Retype exactly and only the lines from the one that contains "What data populates" through the final line of the data; pictures are left out.

▶ Data supplied
● ● ● ● ●

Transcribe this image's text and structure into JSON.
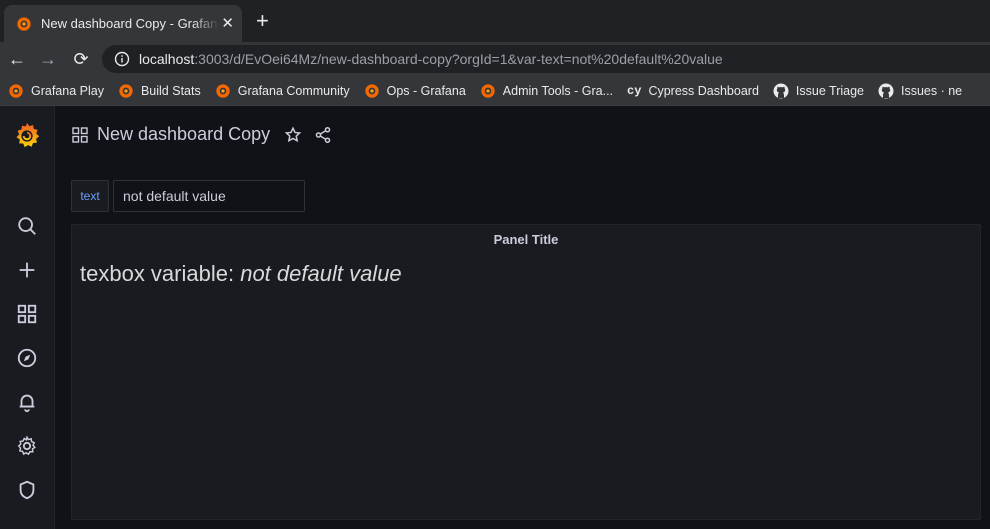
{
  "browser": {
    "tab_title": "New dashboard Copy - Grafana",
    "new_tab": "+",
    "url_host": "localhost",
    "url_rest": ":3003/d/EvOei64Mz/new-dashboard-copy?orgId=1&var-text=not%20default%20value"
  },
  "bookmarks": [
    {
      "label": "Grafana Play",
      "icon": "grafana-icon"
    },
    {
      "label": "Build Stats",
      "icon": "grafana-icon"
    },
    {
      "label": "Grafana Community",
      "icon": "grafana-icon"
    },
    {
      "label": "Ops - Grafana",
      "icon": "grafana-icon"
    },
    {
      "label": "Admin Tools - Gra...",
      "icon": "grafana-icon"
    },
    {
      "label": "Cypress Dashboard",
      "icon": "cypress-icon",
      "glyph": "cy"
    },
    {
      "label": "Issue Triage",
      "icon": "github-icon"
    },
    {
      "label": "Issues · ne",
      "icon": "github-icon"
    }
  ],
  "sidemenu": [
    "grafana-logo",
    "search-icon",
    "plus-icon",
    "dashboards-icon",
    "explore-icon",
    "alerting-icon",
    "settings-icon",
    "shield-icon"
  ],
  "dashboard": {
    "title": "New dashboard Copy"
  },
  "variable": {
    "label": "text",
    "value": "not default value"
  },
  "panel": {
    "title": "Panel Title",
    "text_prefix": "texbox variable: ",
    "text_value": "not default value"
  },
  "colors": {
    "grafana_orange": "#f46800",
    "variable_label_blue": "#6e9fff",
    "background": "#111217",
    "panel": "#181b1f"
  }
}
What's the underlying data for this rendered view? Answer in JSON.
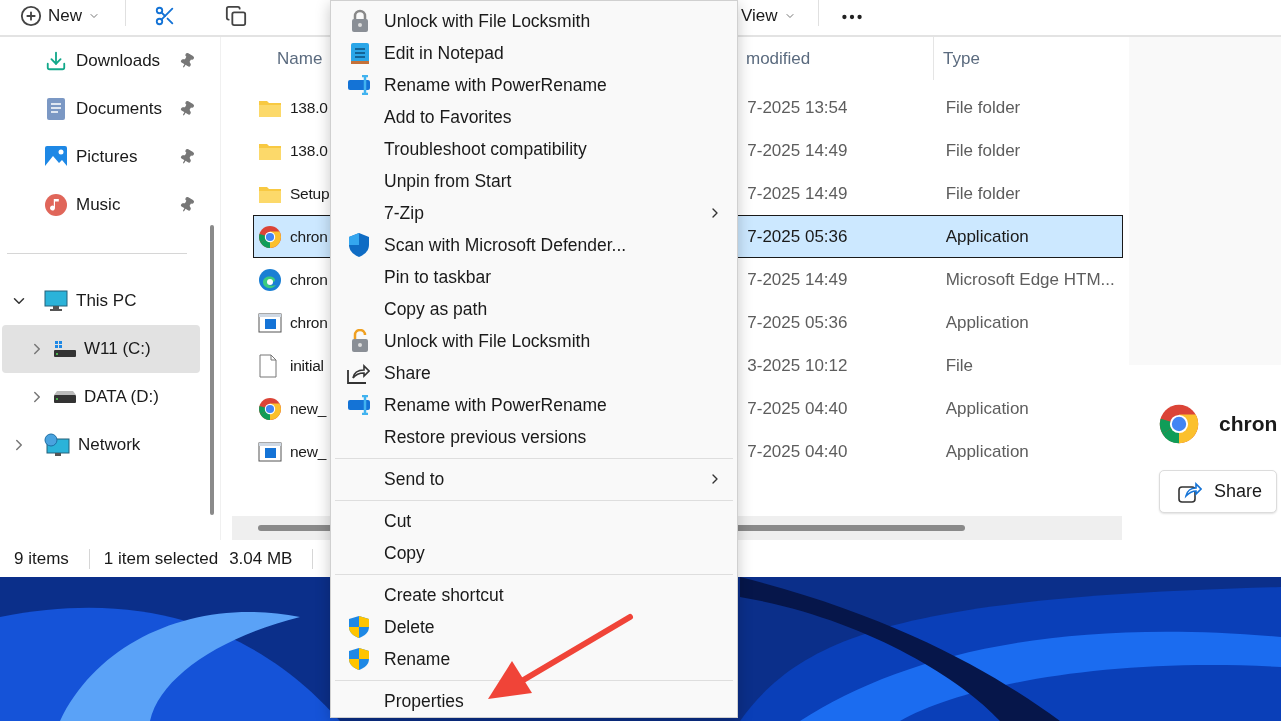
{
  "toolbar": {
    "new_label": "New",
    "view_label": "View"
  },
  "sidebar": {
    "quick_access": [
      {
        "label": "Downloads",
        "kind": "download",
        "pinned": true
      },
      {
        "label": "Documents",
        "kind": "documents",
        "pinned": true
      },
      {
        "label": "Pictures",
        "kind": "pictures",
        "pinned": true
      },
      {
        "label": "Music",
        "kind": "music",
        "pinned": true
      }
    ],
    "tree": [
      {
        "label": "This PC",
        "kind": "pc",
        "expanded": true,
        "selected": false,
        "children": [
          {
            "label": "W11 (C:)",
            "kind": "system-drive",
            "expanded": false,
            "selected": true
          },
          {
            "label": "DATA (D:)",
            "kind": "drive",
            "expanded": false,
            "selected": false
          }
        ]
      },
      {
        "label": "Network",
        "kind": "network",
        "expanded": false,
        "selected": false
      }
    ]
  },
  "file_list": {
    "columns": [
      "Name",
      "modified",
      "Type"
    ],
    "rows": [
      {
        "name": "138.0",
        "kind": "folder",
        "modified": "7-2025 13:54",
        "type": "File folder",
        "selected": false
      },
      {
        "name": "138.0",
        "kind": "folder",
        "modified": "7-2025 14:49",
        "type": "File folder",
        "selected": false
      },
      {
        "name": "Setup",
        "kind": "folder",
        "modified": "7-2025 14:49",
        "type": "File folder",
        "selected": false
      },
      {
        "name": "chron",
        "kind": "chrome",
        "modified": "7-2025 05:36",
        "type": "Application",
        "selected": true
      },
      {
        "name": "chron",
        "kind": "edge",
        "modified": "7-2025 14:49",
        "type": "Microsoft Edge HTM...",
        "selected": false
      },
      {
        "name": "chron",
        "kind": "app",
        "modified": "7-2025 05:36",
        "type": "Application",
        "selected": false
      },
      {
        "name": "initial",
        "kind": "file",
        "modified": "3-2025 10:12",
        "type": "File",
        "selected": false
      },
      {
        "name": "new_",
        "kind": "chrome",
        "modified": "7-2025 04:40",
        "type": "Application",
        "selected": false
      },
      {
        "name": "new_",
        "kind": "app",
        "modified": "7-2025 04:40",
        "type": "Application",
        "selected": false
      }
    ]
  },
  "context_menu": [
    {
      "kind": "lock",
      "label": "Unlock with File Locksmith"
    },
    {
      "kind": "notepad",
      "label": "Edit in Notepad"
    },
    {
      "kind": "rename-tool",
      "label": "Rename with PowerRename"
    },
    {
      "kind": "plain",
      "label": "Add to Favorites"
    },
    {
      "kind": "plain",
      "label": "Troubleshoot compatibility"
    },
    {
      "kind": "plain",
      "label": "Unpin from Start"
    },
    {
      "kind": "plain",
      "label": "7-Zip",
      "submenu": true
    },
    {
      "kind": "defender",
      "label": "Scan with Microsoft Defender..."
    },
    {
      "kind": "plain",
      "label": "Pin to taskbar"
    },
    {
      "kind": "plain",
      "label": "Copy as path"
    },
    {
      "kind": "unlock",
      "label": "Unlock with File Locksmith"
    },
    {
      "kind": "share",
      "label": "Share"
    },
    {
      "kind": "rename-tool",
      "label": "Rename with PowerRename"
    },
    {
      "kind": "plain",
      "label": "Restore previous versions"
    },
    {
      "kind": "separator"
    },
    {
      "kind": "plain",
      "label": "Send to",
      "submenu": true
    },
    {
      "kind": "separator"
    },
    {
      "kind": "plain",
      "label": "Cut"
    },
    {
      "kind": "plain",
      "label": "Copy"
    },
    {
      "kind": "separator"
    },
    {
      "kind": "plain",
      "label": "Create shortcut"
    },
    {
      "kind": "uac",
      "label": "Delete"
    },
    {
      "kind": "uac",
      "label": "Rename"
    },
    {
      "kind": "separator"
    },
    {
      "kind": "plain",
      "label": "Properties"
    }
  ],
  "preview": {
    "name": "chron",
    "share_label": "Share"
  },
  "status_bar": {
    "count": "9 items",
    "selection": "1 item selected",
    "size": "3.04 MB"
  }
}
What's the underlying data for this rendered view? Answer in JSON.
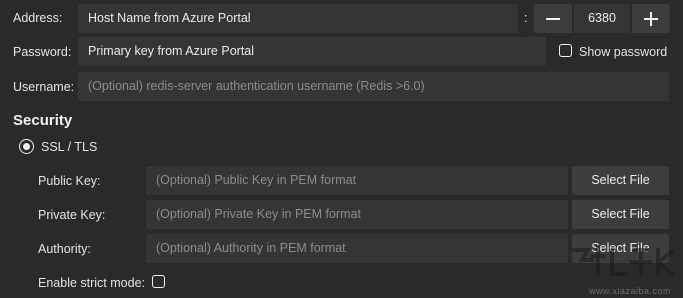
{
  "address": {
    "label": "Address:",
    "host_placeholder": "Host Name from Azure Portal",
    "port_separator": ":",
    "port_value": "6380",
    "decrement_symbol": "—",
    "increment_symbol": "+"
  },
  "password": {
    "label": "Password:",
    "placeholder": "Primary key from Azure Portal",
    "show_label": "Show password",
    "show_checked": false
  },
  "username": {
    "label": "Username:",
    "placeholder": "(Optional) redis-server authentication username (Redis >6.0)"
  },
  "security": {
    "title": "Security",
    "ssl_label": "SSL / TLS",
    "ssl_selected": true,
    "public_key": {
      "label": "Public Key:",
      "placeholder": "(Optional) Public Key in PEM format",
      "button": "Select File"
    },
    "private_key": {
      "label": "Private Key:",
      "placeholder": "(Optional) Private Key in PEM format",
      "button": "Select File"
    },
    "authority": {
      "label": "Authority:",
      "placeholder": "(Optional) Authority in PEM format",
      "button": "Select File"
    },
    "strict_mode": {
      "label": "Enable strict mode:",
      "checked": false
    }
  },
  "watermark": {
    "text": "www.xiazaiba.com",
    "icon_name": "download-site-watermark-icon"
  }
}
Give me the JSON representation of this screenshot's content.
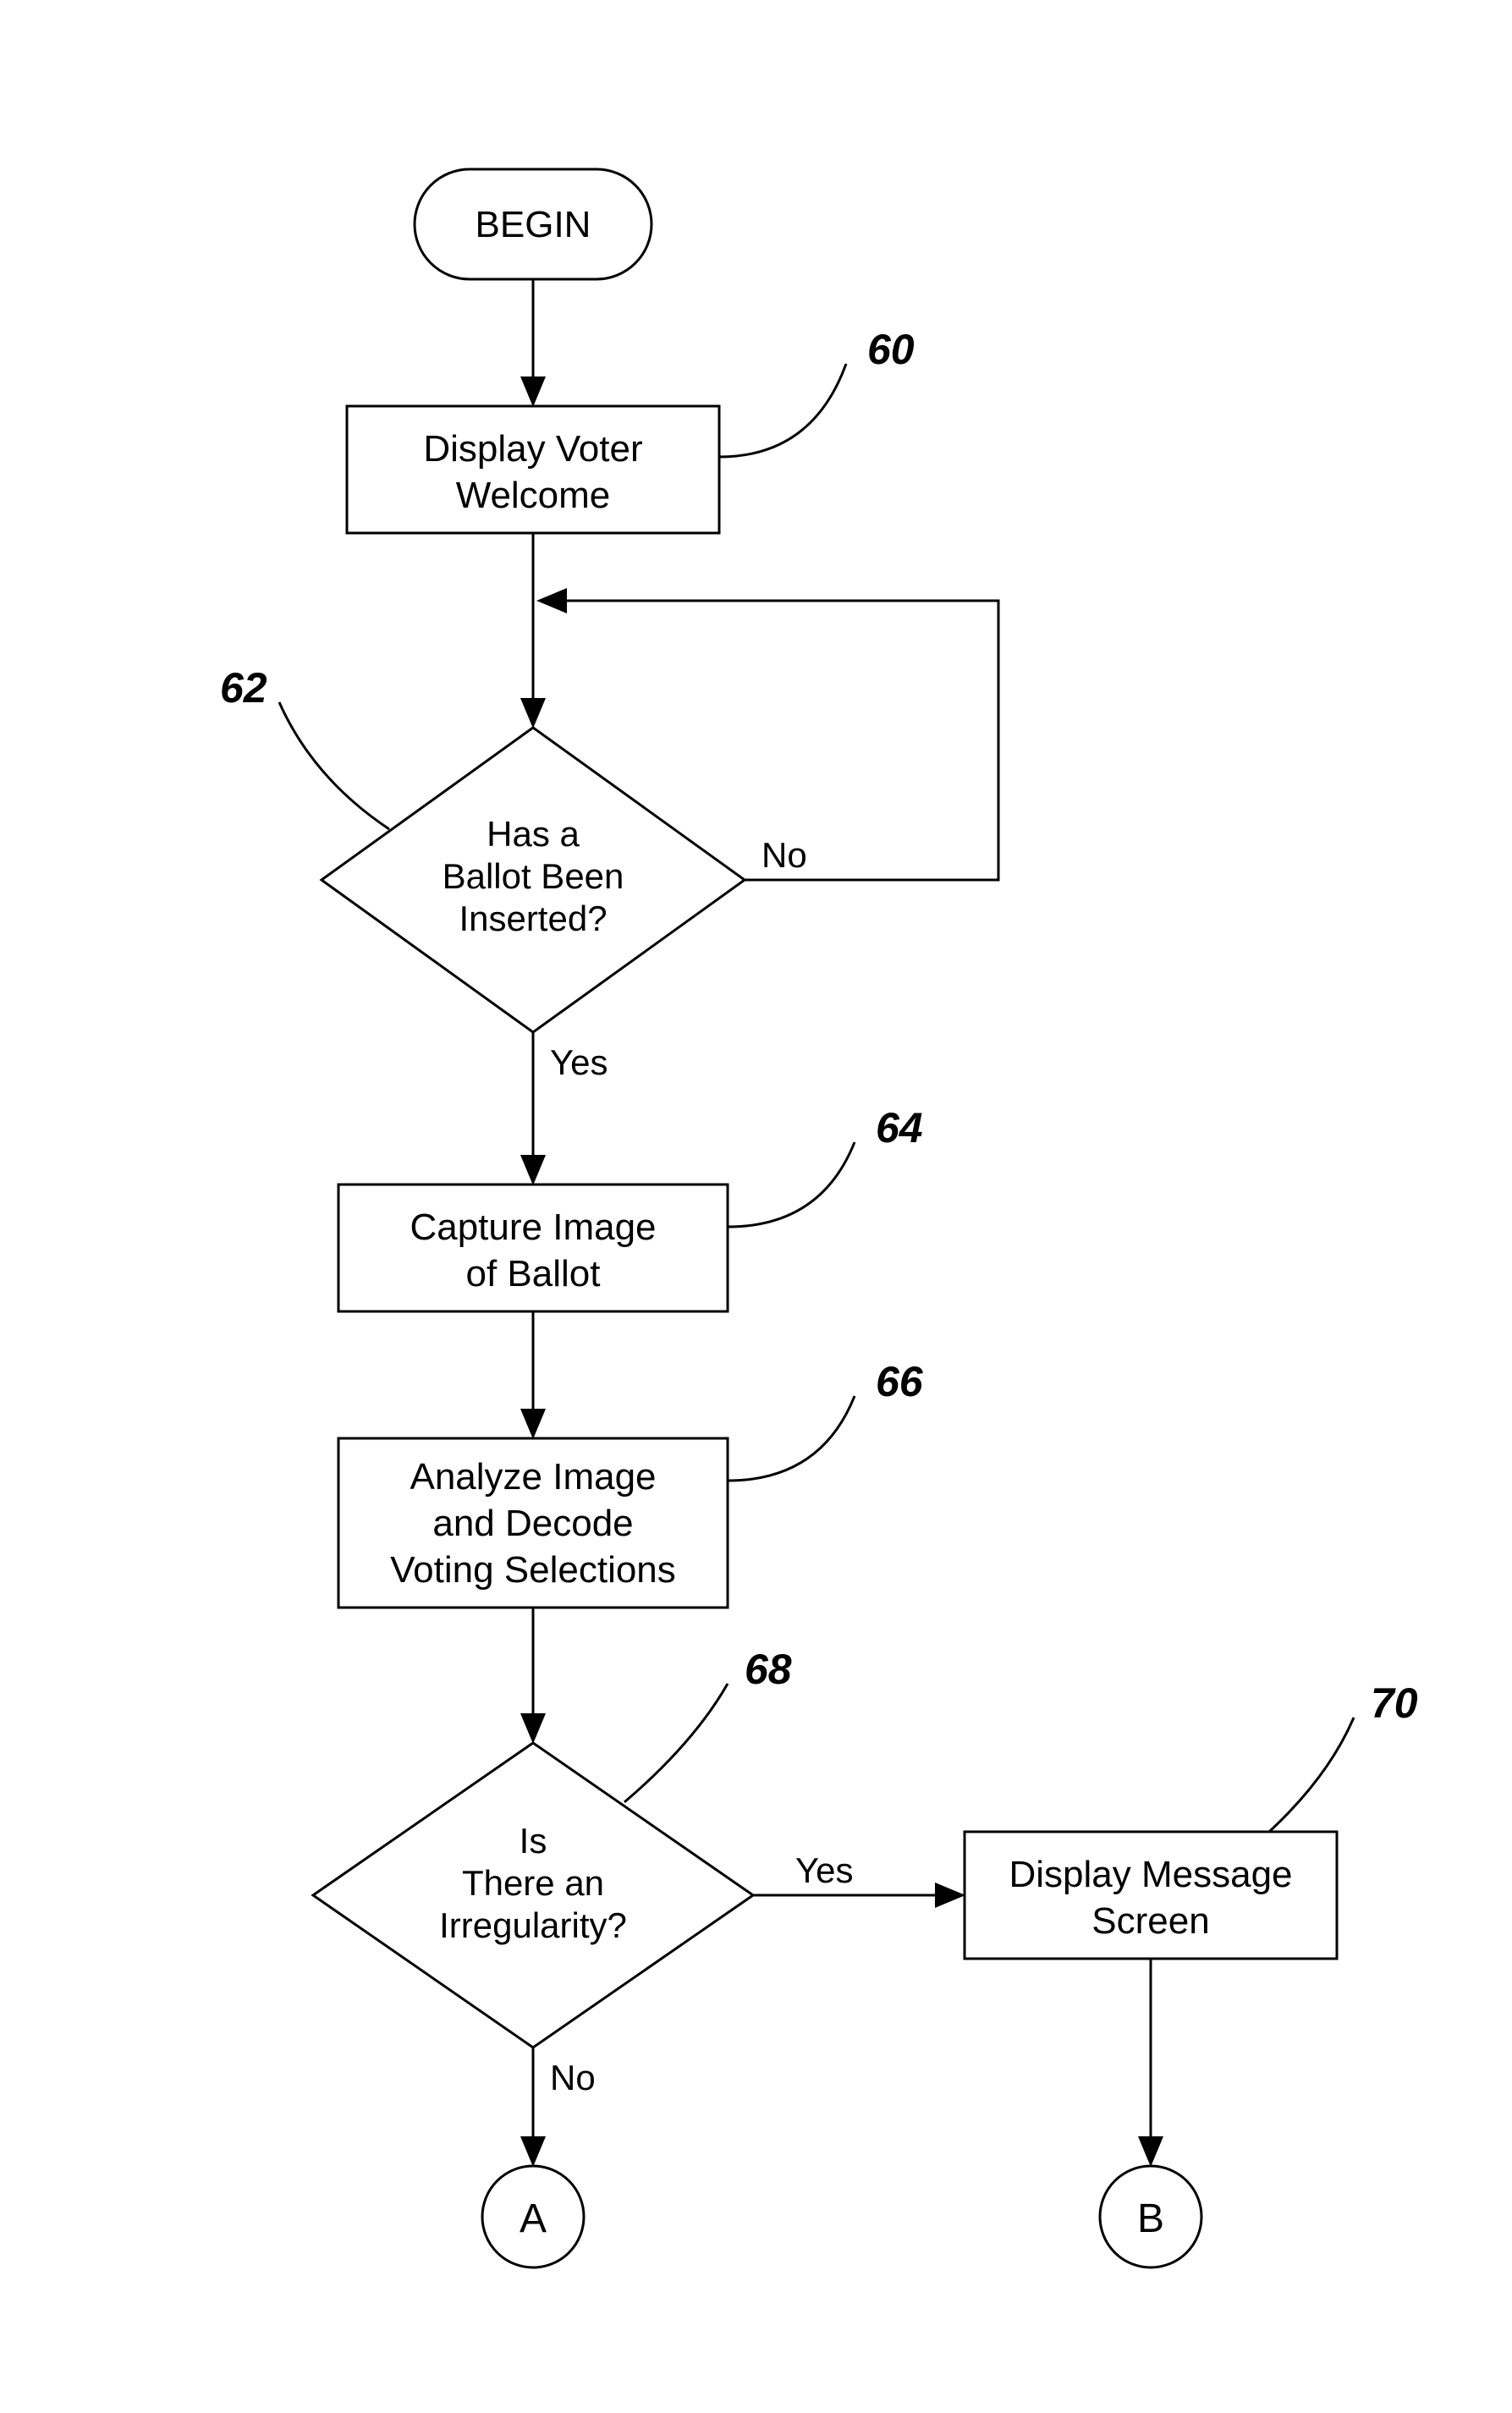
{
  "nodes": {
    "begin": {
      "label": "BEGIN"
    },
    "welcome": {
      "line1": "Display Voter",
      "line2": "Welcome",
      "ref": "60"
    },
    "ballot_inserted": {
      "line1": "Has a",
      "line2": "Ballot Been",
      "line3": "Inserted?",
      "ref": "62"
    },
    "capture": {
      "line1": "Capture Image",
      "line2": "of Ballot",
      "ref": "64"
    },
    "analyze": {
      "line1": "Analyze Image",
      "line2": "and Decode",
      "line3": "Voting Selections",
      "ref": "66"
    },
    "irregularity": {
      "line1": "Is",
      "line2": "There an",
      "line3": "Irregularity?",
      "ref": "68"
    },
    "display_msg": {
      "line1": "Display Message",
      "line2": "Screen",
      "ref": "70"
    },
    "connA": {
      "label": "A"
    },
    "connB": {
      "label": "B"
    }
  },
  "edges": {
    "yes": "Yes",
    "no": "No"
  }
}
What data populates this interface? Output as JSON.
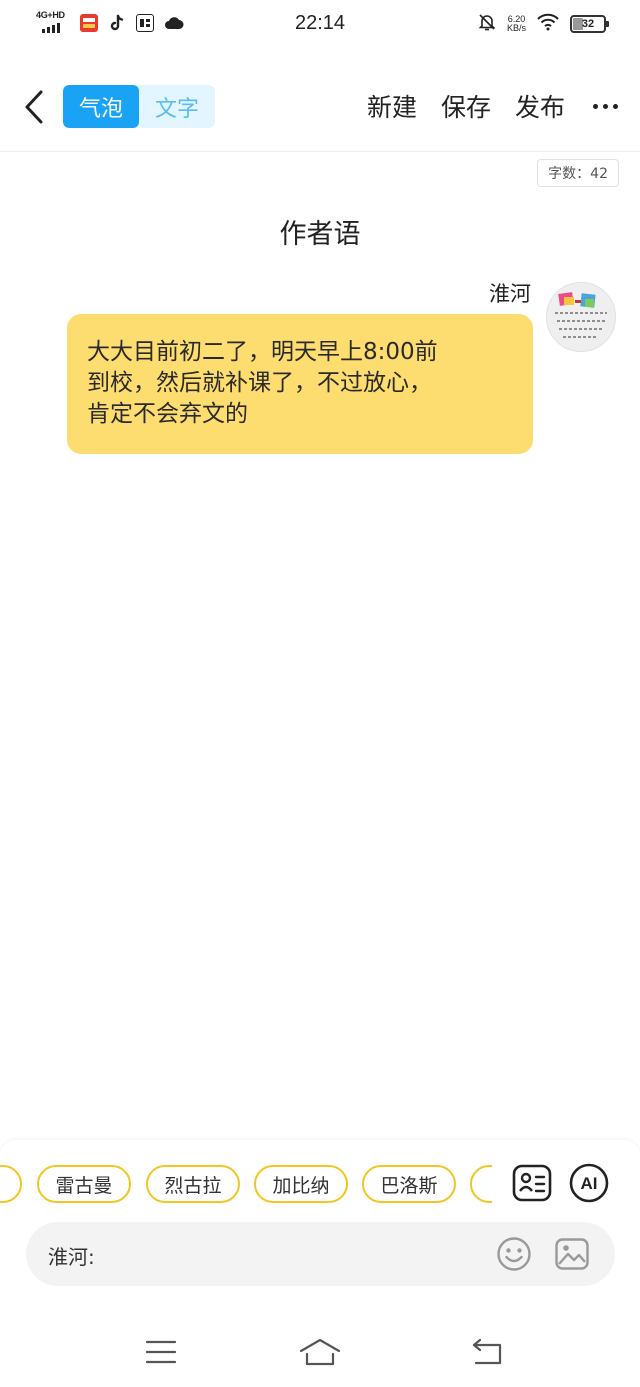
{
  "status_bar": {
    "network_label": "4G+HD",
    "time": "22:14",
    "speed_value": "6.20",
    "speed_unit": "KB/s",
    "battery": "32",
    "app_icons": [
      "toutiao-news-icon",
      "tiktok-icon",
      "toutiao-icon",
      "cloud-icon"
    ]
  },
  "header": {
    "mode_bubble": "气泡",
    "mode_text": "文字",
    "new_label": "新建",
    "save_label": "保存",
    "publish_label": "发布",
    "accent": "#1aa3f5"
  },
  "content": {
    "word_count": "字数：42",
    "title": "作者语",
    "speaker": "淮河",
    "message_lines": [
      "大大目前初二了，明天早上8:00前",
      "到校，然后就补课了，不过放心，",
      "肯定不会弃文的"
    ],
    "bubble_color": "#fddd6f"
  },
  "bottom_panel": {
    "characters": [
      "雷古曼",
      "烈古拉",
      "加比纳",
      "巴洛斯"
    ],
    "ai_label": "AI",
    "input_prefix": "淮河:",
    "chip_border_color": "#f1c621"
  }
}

● ● ● ● ●

▶ Right answer
What data populates this interface? Output as JSON.
{
  "status_bar": {
    "network_label": "4G+HD",
    "time": "22:14",
    "speed_value": "6.20",
    "speed_unit": "KB/s",
    "battery": "32",
    "app_icons": [
      "toutiao-news-icon",
      "tiktok-icon",
      "toutiao-icon",
      "cloud-icon"
    ]
  },
  "header": {
    "mode_bubble": "气泡",
    "mode_text": "文字",
    "new_label": "新建",
    "save_label": "保存",
    "publish_label": "发布",
    "accent": "#1aa3f5"
  },
  "content": {
    "word_count": "字数：42",
    "title": "作者语",
    "speaker": "淮河",
    "message_lines": [
      "大大目前初二了，明天早上8:00前",
      "到校，然后就补课了，不过放心，",
      "肯定不会弃文的"
    ],
    "bubble_color": "#fddd6f"
  },
  "bottom_panel": {
    "characters": [
      "雷古曼",
      "烈古拉",
      "加比纳",
      "巴洛斯"
    ],
    "ai_label": "AI",
    "input_prefix": "淮河:",
    "chip_border_color": "#f1c621"
  }
}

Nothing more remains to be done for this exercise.